[GOAL OF THE EXERCISE] Extract each line bearing the word "Total".

Data entries:
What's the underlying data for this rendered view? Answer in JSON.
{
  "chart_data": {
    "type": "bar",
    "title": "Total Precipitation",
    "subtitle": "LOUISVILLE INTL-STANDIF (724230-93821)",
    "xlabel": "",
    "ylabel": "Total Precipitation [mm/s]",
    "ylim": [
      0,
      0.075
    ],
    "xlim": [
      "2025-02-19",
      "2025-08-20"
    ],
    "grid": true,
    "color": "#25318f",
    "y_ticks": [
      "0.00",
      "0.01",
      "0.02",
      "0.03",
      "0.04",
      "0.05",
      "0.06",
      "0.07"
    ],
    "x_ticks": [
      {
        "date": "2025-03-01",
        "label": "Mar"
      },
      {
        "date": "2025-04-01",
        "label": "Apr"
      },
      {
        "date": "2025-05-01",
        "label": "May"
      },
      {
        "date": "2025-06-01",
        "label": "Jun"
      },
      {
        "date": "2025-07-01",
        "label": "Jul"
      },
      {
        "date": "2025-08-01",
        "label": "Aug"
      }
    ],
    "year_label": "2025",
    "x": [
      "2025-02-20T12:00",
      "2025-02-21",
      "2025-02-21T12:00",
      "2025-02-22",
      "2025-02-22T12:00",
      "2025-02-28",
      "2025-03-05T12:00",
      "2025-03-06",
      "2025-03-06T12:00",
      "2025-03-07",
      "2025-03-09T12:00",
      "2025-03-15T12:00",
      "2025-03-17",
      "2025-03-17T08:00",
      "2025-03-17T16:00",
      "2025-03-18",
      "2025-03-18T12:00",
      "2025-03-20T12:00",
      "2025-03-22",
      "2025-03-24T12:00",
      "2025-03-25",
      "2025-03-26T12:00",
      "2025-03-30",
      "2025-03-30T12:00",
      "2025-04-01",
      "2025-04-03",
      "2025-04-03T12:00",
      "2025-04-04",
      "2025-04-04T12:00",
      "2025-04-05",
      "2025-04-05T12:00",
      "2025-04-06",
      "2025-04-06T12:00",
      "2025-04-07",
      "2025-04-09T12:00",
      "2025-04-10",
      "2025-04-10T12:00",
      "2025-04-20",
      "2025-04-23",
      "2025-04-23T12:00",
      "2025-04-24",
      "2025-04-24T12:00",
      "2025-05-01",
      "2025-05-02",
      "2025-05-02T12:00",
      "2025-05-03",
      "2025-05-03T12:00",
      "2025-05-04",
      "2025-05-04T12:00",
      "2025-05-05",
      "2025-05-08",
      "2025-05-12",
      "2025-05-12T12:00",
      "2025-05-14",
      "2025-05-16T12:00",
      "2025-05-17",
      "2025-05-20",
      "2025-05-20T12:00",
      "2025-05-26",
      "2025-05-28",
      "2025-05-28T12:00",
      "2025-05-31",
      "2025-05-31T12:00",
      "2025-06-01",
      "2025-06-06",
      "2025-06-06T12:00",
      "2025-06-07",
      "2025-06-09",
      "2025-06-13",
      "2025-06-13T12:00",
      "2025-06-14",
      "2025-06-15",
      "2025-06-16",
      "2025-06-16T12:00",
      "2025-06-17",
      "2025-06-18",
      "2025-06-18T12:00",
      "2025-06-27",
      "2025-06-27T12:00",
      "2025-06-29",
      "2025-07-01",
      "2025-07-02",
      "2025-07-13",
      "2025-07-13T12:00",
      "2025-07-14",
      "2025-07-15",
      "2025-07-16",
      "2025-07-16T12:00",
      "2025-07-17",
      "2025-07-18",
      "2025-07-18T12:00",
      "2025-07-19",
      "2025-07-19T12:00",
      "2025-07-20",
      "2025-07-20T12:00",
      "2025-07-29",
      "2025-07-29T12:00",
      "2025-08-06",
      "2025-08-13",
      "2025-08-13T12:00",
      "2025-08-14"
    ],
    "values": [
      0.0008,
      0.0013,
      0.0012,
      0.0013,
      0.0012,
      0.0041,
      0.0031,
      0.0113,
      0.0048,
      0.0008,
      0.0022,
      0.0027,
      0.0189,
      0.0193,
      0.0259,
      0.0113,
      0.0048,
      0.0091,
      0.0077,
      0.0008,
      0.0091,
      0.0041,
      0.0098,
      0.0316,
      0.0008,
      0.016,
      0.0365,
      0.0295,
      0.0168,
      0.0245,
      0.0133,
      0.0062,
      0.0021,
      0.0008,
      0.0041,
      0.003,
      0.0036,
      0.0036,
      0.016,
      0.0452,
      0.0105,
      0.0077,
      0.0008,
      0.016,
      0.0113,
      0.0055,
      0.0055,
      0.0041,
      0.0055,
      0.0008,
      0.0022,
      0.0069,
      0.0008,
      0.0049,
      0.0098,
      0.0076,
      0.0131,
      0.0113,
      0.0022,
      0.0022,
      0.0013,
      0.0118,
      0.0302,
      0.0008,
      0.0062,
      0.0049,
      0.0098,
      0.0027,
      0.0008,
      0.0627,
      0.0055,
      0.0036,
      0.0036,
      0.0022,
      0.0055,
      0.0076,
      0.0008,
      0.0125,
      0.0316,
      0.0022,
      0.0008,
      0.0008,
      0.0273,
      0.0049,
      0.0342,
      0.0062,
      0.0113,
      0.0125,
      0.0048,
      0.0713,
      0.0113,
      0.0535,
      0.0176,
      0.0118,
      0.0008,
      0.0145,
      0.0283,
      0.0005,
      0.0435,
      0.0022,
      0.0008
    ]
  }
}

[PROBLEM SOLUTION]
    "title": "Total Precipitation",
    "ylabel": "Total Precipitation [mm/s]",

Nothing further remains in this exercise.